-- BEGIN Provided material --

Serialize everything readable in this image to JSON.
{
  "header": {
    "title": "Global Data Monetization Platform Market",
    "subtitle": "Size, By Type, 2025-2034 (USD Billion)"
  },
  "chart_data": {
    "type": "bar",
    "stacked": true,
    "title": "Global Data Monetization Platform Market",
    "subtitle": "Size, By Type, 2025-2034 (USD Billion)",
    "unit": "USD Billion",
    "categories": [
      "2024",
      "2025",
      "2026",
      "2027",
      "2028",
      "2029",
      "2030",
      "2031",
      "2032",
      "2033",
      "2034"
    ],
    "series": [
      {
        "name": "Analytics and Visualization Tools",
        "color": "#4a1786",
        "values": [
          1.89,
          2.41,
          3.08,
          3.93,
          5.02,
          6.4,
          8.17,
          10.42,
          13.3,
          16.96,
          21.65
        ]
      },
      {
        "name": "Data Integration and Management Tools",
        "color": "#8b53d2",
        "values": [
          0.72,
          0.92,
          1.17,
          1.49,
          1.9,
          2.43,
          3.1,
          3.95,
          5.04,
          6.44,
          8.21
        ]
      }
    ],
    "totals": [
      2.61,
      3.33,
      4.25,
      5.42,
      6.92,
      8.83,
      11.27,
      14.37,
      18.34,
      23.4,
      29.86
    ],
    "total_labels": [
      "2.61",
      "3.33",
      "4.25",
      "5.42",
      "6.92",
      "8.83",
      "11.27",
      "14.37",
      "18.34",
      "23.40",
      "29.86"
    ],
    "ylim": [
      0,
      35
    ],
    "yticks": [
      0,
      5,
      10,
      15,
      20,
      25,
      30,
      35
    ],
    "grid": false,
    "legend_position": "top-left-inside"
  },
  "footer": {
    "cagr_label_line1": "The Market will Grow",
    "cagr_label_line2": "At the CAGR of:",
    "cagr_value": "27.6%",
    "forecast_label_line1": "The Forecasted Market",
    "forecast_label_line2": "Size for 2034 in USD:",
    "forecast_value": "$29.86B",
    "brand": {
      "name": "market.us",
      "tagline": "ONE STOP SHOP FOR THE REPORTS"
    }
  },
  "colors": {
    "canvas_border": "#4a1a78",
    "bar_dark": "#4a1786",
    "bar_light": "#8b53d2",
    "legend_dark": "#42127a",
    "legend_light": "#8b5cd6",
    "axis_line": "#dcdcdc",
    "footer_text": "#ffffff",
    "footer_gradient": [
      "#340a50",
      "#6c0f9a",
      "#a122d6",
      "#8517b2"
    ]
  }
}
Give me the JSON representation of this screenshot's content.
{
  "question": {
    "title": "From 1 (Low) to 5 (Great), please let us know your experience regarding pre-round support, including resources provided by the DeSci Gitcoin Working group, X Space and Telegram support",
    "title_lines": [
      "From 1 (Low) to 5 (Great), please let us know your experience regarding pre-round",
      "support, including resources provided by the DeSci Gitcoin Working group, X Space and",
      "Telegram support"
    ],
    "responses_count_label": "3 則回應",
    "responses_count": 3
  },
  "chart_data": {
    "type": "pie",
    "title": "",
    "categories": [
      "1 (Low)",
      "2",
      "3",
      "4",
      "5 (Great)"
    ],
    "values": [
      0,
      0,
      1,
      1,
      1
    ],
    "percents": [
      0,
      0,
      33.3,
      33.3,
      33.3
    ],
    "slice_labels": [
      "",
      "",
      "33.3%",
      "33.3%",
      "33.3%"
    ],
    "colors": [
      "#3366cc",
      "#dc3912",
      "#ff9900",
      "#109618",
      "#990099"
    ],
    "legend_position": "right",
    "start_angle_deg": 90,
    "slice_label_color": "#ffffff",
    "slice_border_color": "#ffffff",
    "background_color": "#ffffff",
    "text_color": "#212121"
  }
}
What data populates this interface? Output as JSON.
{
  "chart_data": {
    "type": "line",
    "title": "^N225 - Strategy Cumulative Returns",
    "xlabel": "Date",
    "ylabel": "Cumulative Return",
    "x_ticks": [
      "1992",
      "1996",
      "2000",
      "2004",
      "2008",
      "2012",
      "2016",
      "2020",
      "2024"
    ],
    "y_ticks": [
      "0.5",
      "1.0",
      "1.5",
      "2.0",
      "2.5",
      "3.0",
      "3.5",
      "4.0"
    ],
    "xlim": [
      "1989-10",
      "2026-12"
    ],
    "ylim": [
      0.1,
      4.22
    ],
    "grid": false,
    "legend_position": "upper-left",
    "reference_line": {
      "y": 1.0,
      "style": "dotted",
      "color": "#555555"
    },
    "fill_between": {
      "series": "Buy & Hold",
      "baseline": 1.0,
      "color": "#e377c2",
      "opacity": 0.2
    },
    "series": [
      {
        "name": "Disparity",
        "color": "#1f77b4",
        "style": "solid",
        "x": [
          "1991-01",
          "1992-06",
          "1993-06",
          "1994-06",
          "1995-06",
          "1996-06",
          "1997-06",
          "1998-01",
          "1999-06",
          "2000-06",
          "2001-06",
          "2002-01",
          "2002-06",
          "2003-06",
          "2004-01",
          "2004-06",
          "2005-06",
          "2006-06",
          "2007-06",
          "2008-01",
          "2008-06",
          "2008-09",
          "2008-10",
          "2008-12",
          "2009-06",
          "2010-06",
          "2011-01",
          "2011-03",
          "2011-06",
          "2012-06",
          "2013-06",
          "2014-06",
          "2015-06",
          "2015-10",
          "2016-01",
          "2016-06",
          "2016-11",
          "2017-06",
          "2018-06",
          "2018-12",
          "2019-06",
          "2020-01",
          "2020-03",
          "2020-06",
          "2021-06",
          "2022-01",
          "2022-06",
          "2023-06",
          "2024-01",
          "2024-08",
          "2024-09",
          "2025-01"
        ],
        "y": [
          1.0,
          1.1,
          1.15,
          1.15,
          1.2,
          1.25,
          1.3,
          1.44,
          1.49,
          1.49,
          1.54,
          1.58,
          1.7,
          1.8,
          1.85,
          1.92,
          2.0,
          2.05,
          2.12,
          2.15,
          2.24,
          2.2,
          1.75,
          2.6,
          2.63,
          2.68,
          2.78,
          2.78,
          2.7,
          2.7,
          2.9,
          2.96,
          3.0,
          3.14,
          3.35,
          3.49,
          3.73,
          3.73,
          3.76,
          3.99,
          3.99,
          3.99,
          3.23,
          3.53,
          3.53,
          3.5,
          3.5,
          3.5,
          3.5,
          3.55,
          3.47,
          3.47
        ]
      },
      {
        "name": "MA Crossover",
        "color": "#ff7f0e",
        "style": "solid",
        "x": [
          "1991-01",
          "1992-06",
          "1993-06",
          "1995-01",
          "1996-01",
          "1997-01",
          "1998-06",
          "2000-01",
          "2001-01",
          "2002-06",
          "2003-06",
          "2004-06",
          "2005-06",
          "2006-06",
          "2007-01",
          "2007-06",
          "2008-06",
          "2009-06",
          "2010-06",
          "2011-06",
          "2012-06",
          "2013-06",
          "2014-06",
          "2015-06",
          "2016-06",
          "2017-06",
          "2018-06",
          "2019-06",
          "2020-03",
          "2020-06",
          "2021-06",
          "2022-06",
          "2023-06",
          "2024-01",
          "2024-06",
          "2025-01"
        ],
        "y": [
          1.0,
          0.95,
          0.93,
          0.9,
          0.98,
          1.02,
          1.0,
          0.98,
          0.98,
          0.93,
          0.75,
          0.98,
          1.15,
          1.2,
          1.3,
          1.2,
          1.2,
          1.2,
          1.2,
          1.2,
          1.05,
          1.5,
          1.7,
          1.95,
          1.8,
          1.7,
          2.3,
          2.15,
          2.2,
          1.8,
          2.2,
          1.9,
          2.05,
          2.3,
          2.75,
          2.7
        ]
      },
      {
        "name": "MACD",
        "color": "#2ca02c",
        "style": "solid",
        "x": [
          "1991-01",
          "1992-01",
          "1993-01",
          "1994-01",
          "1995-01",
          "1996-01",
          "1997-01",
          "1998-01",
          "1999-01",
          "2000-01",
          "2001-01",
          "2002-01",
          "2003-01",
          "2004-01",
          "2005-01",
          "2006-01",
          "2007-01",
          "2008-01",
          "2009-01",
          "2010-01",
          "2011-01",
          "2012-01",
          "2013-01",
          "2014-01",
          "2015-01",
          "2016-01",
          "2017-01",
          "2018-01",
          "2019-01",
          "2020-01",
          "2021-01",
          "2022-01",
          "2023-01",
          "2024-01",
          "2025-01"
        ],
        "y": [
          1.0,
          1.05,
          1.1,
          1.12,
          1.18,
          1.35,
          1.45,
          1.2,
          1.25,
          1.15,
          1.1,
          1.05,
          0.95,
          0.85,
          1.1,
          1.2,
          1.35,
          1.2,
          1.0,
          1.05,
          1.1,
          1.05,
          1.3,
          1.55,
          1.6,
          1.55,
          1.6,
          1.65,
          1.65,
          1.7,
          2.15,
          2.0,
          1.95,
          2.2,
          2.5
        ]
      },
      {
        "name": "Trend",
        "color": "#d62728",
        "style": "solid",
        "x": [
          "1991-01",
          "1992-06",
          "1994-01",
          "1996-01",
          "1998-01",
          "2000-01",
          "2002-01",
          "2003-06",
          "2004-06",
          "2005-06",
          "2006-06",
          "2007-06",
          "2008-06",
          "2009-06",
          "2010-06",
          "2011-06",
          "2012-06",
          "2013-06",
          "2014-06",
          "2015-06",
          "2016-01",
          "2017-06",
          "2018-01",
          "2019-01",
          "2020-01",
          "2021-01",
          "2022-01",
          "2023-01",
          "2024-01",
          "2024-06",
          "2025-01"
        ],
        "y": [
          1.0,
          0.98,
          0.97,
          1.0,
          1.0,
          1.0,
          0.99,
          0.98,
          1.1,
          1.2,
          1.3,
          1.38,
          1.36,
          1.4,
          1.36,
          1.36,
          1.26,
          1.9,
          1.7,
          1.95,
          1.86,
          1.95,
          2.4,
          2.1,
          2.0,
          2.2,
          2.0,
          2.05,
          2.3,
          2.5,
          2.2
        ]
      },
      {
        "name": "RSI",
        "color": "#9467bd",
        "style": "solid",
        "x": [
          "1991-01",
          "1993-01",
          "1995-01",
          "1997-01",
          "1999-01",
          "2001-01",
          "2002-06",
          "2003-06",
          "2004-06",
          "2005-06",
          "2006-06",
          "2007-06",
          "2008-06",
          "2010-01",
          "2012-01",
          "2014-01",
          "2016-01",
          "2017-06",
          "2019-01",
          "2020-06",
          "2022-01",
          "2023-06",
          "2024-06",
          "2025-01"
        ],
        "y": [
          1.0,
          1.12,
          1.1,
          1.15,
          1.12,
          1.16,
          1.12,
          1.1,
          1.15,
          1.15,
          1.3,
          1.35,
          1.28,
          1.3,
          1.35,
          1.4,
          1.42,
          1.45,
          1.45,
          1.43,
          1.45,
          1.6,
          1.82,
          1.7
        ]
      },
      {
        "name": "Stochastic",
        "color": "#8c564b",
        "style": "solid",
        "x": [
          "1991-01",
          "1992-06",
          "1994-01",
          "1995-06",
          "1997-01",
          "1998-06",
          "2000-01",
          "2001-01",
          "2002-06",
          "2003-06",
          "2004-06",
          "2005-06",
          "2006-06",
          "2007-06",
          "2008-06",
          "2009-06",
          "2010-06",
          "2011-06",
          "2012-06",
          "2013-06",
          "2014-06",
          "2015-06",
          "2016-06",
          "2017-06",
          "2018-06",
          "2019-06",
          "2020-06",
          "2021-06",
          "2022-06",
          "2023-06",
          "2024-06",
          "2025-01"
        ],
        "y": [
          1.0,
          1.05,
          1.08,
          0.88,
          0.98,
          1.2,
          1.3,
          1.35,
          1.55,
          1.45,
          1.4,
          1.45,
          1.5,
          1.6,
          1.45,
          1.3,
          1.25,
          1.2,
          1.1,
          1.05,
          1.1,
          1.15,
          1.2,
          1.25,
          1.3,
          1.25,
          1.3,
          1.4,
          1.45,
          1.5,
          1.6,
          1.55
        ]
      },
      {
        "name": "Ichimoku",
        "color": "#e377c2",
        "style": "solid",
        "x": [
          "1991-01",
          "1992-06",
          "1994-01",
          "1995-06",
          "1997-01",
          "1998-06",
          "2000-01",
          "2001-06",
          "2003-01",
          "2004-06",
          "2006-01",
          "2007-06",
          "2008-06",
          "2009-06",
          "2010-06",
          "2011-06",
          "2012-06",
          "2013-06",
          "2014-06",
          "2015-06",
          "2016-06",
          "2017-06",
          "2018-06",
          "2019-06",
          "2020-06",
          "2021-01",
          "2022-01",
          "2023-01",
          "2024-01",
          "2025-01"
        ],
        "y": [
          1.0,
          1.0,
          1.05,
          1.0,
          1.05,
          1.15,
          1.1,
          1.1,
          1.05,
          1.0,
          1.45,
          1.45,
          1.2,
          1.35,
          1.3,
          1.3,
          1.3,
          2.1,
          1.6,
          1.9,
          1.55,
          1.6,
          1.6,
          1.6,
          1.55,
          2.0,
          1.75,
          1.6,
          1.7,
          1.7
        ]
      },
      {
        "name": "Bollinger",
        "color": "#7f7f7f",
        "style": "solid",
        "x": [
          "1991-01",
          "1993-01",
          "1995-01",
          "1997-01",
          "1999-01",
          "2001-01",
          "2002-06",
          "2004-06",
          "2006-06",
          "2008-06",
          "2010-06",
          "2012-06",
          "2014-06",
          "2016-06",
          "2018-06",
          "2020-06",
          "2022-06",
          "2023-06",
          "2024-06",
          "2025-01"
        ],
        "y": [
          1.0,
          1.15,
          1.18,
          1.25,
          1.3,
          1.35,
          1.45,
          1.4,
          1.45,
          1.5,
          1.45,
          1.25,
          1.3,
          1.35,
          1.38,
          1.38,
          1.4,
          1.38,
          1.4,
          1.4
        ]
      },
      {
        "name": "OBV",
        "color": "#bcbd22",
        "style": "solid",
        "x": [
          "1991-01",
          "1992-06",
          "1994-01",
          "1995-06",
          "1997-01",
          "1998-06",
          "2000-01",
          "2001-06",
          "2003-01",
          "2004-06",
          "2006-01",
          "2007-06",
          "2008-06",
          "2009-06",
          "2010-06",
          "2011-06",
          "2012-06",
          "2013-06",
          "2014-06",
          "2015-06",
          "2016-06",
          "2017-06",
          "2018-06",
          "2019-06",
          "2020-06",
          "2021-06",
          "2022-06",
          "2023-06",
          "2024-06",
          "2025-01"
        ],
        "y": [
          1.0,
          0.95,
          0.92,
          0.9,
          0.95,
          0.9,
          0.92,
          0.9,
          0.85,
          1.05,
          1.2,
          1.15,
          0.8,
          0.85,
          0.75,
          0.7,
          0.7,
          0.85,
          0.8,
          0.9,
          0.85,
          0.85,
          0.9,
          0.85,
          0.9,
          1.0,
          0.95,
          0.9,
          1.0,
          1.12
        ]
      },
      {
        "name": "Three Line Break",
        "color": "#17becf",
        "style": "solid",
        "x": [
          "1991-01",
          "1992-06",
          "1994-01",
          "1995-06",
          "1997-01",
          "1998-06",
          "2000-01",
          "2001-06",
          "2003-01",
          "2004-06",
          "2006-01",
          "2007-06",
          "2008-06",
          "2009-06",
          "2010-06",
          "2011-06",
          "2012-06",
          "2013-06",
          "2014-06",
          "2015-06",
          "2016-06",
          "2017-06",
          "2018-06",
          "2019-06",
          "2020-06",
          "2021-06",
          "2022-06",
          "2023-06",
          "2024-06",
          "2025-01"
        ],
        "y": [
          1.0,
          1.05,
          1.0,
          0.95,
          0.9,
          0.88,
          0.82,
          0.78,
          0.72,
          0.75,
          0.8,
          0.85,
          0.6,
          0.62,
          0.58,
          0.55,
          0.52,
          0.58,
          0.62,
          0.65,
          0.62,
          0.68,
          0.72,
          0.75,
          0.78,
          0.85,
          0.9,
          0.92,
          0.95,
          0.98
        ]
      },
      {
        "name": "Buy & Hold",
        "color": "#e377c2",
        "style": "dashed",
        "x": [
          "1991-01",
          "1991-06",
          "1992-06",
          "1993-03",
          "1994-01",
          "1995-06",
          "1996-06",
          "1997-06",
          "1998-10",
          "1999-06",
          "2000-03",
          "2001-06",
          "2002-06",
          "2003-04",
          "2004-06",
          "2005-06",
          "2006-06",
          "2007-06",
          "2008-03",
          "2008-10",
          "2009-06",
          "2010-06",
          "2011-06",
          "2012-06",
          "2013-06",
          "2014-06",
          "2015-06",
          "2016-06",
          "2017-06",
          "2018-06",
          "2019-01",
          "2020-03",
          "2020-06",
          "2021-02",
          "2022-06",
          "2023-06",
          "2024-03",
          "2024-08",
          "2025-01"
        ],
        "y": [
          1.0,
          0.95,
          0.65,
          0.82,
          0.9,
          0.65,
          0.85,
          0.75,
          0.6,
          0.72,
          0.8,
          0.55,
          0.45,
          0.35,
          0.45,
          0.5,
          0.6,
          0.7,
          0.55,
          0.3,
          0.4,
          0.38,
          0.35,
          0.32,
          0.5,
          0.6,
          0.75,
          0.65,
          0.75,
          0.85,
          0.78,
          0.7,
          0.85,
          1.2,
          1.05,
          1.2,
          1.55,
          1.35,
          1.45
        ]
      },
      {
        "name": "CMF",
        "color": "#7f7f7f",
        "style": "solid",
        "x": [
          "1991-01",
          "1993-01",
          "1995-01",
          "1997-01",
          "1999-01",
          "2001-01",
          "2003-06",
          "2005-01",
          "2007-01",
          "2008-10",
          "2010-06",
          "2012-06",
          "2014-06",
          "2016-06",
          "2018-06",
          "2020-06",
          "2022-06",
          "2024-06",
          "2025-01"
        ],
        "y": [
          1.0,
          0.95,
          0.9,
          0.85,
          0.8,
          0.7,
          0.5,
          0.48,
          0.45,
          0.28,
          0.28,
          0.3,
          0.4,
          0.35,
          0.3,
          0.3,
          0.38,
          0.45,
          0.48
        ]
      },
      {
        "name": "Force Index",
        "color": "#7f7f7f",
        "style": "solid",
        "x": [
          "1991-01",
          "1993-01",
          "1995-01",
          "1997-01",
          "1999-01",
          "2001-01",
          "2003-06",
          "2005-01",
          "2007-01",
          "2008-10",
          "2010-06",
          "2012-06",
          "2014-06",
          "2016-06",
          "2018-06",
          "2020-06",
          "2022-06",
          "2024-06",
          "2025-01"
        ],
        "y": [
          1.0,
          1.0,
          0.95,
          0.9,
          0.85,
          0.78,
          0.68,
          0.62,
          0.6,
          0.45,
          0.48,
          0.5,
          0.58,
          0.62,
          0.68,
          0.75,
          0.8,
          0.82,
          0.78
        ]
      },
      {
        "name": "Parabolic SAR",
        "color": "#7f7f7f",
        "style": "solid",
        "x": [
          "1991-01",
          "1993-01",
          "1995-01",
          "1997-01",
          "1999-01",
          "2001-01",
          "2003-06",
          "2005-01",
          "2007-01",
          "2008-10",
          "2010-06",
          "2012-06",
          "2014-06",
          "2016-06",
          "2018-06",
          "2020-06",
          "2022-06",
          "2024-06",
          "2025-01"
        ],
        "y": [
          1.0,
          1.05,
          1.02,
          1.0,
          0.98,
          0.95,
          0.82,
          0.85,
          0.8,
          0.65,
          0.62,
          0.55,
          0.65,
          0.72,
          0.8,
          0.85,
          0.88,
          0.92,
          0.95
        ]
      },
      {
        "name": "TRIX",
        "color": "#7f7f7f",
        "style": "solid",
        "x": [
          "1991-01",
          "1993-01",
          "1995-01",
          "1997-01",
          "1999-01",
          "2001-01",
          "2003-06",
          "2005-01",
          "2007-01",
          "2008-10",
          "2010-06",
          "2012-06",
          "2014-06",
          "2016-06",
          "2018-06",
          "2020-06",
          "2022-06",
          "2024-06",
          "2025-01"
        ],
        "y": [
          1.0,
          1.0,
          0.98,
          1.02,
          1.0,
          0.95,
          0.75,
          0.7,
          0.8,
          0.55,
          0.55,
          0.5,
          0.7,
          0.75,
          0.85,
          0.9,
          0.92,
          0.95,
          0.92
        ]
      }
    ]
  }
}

-- END Provided material --

#### What the task asks
Work through the data and report how many of its lines hold the word "including", giving only the figure.

#### Task output
2